> _STATED GOAL_
Every entry below must appear again, exactly as written.

> _MATERIAL PROVIDED_
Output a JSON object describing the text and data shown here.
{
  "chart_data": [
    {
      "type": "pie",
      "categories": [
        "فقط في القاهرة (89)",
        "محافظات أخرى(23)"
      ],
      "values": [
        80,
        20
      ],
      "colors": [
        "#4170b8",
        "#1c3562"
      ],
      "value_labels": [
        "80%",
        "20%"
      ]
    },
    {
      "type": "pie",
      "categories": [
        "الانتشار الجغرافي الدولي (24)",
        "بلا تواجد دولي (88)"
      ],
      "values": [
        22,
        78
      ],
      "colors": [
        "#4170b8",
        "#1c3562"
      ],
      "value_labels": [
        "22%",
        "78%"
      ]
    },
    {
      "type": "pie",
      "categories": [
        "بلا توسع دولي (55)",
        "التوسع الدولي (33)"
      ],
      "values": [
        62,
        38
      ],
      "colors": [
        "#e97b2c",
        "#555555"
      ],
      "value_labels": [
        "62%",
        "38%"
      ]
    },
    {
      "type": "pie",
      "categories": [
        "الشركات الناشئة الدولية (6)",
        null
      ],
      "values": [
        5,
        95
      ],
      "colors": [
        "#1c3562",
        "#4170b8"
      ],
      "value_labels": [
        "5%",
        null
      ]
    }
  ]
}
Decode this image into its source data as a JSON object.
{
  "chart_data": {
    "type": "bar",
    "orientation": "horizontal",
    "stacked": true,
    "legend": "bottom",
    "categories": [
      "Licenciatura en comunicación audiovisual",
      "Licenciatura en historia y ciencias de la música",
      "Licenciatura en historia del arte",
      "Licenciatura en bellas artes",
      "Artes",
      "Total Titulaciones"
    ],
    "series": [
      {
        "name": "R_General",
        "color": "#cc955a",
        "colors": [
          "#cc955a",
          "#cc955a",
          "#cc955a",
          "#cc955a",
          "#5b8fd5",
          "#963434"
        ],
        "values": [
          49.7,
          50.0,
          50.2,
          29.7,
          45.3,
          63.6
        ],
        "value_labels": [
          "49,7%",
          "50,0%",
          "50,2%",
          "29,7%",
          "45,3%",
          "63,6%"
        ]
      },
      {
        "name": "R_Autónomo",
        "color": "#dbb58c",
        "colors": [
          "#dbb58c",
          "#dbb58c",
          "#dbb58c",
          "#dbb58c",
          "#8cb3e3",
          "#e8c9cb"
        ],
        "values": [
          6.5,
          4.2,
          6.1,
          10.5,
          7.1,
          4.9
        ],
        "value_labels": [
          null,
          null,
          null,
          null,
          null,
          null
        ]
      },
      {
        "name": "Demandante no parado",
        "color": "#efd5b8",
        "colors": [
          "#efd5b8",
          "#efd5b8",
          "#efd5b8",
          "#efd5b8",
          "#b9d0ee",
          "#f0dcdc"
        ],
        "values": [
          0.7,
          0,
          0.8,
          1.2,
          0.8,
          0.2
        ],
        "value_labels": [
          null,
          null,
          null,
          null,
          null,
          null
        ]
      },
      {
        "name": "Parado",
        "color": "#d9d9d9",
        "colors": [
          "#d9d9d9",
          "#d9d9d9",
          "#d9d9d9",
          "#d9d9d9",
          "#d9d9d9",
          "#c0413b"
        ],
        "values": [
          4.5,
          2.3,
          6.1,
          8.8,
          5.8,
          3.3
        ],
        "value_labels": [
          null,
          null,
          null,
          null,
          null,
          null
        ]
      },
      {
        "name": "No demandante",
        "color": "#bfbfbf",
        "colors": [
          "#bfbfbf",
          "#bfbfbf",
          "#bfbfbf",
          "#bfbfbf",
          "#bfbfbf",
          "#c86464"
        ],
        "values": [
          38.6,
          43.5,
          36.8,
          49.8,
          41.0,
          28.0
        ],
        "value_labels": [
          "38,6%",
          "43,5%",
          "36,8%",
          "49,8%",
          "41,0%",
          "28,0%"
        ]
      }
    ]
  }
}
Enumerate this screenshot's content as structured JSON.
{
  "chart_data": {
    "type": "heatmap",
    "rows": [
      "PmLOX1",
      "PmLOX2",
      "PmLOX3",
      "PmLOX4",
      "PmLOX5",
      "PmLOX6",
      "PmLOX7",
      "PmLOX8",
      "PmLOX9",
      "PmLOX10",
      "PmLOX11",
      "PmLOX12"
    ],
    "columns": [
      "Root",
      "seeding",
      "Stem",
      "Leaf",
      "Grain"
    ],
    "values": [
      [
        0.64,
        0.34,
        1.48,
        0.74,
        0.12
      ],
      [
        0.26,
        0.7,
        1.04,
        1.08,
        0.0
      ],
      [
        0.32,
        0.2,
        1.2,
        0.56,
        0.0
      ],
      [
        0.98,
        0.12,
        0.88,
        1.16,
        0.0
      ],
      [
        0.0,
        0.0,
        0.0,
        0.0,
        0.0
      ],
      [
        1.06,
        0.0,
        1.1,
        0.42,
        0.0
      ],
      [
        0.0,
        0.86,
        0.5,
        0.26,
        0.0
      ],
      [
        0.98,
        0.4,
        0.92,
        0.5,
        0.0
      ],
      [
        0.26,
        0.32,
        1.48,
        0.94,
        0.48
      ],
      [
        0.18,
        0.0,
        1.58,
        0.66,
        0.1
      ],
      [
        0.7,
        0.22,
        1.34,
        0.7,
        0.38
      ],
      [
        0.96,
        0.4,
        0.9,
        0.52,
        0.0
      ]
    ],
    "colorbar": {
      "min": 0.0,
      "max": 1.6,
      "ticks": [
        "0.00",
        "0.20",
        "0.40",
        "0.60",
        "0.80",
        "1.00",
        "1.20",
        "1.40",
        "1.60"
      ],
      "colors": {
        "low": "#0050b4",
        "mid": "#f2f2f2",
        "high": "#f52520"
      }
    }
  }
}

> _COMPLETE OUTPUT_
Output a JSON object describing the text and data shown here.
{
  "chart_data": [
    {
      "type": "pie",
      "categories": [
        "فقط في القاهرة (89)",
        "محافظات أخرى(23)"
      ],
      "values": [
        80,
        20
      ],
      "colors": [
        "#4170b8",
        "#1c3562"
      ],
      "value_labels": [
        "80%",
        "20%"
      ]
    },
    {
      "type": "pie",
      "categories": [
        "الانتشار الجغرافي الدولي (24)",
        "بلا تواجد دولي (88)"
      ],
      "values": [
        22,
        78
      ],
      "colors": [
        "#4170b8",
        "#1c3562"
      ],
      "value_labels": [
        "22%",
        "78%"
      ]
    },
    {
      "type": "pie",
      "categories": [
        "بلا توسع دولي (55)",
        "التوسع الدولي (33)"
      ],
      "values": [
        62,
        38
      ],
      "colors": [
        "#e97b2c",
        "#555555"
      ],
      "value_labels": [
        "62%",
        "38%"
      ]
    },
    {
      "type": "pie",
      "categories": [
        "الشركات الناشئة الدولية (6)",
        null
      ],
      "values": [
        5,
        95
      ],
      "colors": [
        "#1c3562",
        "#4170b8"
      ],
      "value_labels": [
        "5%",
        null
      ]
    }
  ]
}
Decode this image into its source data as a JSON object.
{
  "chart_data": {
    "type": "bar",
    "orientation": "horizontal",
    "stacked": true,
    "legend": "bottom",
    "categories": [
      "Licenciatura en comunicación audiovisual",
      "Licenciatura en historia y ciencias de la música",
      "Licenciatura en historia del arte",
      "Licenciatura en bellas artes",
      "Artes",
      "Total Titulaciones"
    ],
    "series": [
      {
        "name": "R_General",
        "color": "#cc955a",
        "colors": [
          "#cc955a",
          "#cc955a",
          "#cc955a",
          "#cc955a",
          "#5b8fd5",
          "#963434"
        ],
        "values": [
          49.7,
          50.0,
          50.2,
          29.7,
          45.3,
          63.6
        ],
        "value_labels": [
          "49,7%",
          "50,0%",
          "50,2%",
          "29,7%",
          "45,3%",
          "63,6%"
        ]
      },
      {
        "name": "R_Autónomo",
        "color": "#dbb58c",
        "colors": [
          "#dbb58c",
          "#dbb58c",
          "#dbb58c",
          "#dbb58c",
          "#8cb3e3",
          "#e8c9cb"
        ],
        "values": [
          6.5,
          4.2,
          6.1,
          10.5,
          7.1,
          4.9
        ],
        "value_labels": [
          null,
          null,
          null,
          null,
          null,
          null
        ]
      },
      {
        "name": "Demandante no parado",
        "color": "#efd5b8",
        "colors": [
          "#efd5b8",
          "#efd5b8",
          "#efd5b8",
          "#efd5b8",
          "#b9d0ee",
          "#f0dcdc"
        ],
        "values": [
          0.7,
          0,
          0.8,
          1.2,
          0.8,
          0.2
        ],
        "value_labels": [
          null,
          null,
          null,
          null,
          null,
          null
        ]
      },
      {
        "name": "Parado",
        "color": "#d9d9d9",
        "colors": [
          "#d9d9d9",
          "#d9d9d9",
          "#d9d9d9",
          "#d9d9d9",
          "#d9d9d9",
          "#c0413b"
        ],
        "values": [
          4.5,
          2.3,
          6.1,
          8.8,
          5.8,
          3.3
        ],
        "value_labels": [
          null,
          null,
          null,
          null,
          null,
          null
        ]
      },
      {
        "name": "No demandante",
        "color": "#bfbfbf",
        "colors": [
          "#bfbfbf",
          "#bfbfbf",
          "#bfbfbf",
          "#bfbfbf",
          "#bfbfbf",
          "#c86464"
        ],
        "values": [
          38.6,
          43.5,
          36.8,
          49.8,
          41.0,
          28.0
        ],
        "value_labels": [
          "38,6%",
          "43,5%",
          "36,8%",
          "49,8%",
          "41,0%",
          "28,0%"
        ]
      }
    ]
  }
}
Enumerate this screenshot's content as structured JSON.
{
  "chart_data": {
    "type": "heatmap",
    "rows": [
      "PmLOX1",
      "PmLOX2",
      "PmLOX3",
      "PmLOX4",
      "PmLOX5",
      "PmLOX6",
      "PmLOX7",
      "PmLOX8",
      "PmLOX9",
      "PmLOX10",
      "PmLOX11",
      "PmLOX12"
    ],
    "columns": [
      "Root",
      "seeding",
      "Stem",
      "Leaf",
      "Grain"
    ],
    "values": [
      [
        0.64,
        0.34,
        1.48,
        0.74,
        0.12
      ],
      [
        0.26,
        0.7,
        1.04,
        1.08,
        0.0
      ],
      [
        0.32,
        0.2,
        1.2,
        0.56,
        0.0
      ],
      [
        0.98,
        0.12,
        0.88,
        1.16,
        0.0
      ],
      [
        0.0,
        0.0,
        0.0,
        0.0,
        0.0
      ],
      [
        1.06,
        0.0,
        1.1,
        0.42,
        0.0
      ],
      [
        0.0,
        0.86,
        0.5,
        0.26,
        0.0
      ],
      [
        0.98,
        0.4,
        0.92,
        0.5,
        0.0
      ],
      [
        0.26,
        0.32,
        1.48,
        0.94,
        0.48
      ],
      [
        0.18,
        0.0,
        1.58,
        0.66,
        0.1
      ],
      [
        0.7,
        0.22,
        1.34,
        0.7,
        0.38
      ],
      [
        0.96,
        0.4,
        0.9,
        0.52,
        0.0
      ]
    ],
    "colorbar": {
      "min": 0.0,
      "max": 1.6,
      "ticks": [
        "0.00",
        "0.20",
        "0.40",
        "0.60",
        "0.80",
        "1.00",
        "1.20",
        "1.40",
        "1.60"
      ],
      "colors": {
        "low": "#0050b4",
        "mid": "#f2f2f2",
        "high": "#f52520"
      }
    }
  }
}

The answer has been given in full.